**Written task**:
Copy the data below exactly, omitting any picture it contains.

**Task data**:
((

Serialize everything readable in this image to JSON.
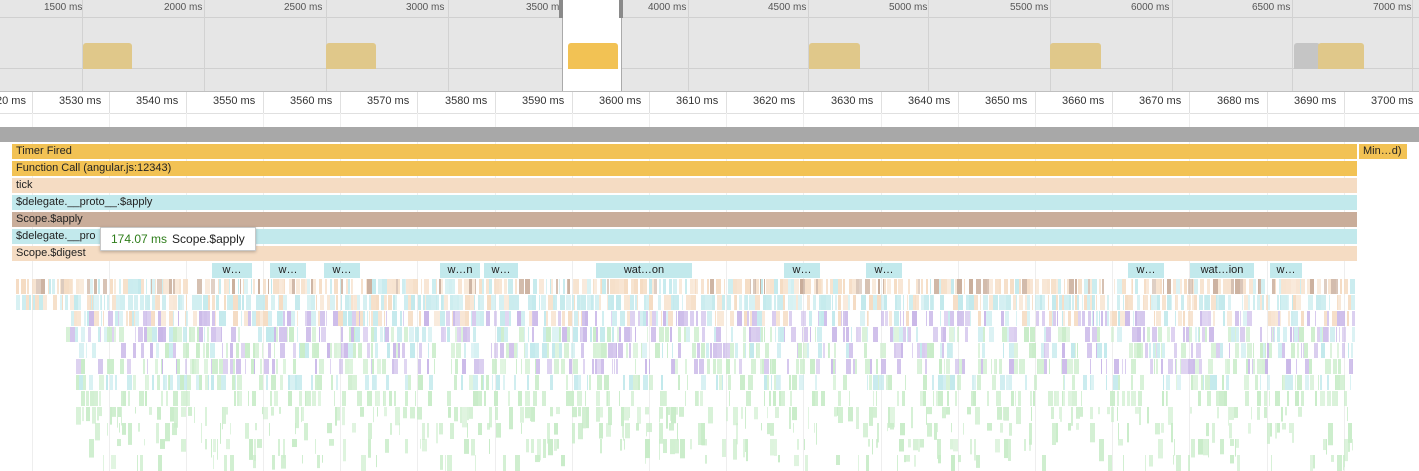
{
  "overview": {
    "labels": [
      "1500 ms",
      "2000 ms",
      "2500 ms",
      "3000 ms",
      "3500 ms",
      "4000 ms",
      "4500 ms",
      "5000 ms",
      "5500 ms",
      "6000 ms",
      "6500 ms",
      "7000 ms"
    ],
    "selection": {
      "start_label": "3500 ms",
      "end_label": "4000 ms"
    }
  },
  "ruler": {
    "labels": [
      "20 ms",
      "3530 ms",
      "3540 ms",
      "3550 ms",
      "3560 ms",
      "3570 ms",
      "3580 ms",
      "3590 ms",
      "3600 ms",
      "3610 ms",
      "3620 ms",
      "3630 ms",
      "3640 ms",
      "3650 ms",
      "3660 ms",
      "3670 ms",
      "3680 ms",
      "3690 ms",
      "3700 ms"
    ]
  },
  "flame": {
    "timer_fired": "Timer Fired",
    "function_call": "Function Call (angular.js:12343)",
    "tick": "tick",
    "delegate_apply": "$delegate.__proto__.$apply",
    "scope_apply": "Scope.$apply",
    "delegate_proto": "$delegate.__pro",
    "scope_digest": "Scope.$digest",
    "min_frame": "Min…d)",
    "watch_labels": [
      "w…",
      "w…",
      "w…",
      "w…n",
      "w…",
      "wat…on",
      "w…",
      "w…",
      "w…",
      "wat…ion",
      "w…"
    ]
  },
  "tooltip": {
    "duration": "174.07 ms",
    "name": "Scope.$apply"
  },
  "colors": {
    "timer": "#f2c254",
    "tick": "#f5dcc3",
    "teal": "#c2e9ec",
    "brown": "#c9ad9a",
    "purple": "#c9b7e8",
    "green": "#c8ecc8",
    "tooltip_duration": "#2e7d1a"
  }
}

))

**Result of this exercise**:
Serialize everything readable in this image to JSON.
{
  "overview": {
    "labels": [
      "1500 ms",
      "2000 ms",
      "2500 ms",
      "3000 ms",
      "3500 ms",
      "4000 ms",
      "4500 ms",
      "5000 ms",
      "5500 ms",
      "6000 ms",
      "6500 ms",
      "7000 ms"
    ],
    "selection": {
      "start_label": "3500 ms",
      "end_label": "4000 ms"
    }
  },
  "ruler": {
    "labels": [
      "20 ms",
      "3530 ms",
      "3540 ms",
      "3550 ms",
      "3560 ms",
      "3570 ms",
      "3580 ms",
      "3590 ms",
      "3600 ms",
      "3610 ms",
      "3620 ms",
      "3630 ms",
      "3640 ms",
      "3650 ms",
      "3660 ms",
      "3670 ms",
      "3680 ms",
      "3690 ms",
      "3700 ms"
    ]
  },
  "flame": {
    "timer_fired": "Timer Fired",
    "function_call": "Function Call (angular.js:12343)",
    "tick": "tick",
    "delegate_apply": "$delegate.__proto__.$apply",
    "scope_apply": "Scope.$apply",
    "delegate_proto": "$delegate.__pro",
    "scope_digest": "Scope.$digest",
    "min_frame": "Min…d)",
    "watch_labels": [
      "w…",
      "w…",
      "w…",
      "w…n",
      "w…",
      "wat…on",
      "w…",
      "w…",
      "w…",
      "wat…ion",
      "w…"
    ]
  },
  "tooltip": {
    "duration": "174.07 ms",
    "name": "Scope.$apply"
  },
  "colors": {
    "timer": "#f2c254",
    "tick": "#f5dcc3",
    "teal": "#c2e9ec",
    "brown": "#c9ad9a",
    "purple": "#c9b7e8",
    "green": "#c8ecc8",
    "tooltip_duration": "#2e7d1a"
  }
}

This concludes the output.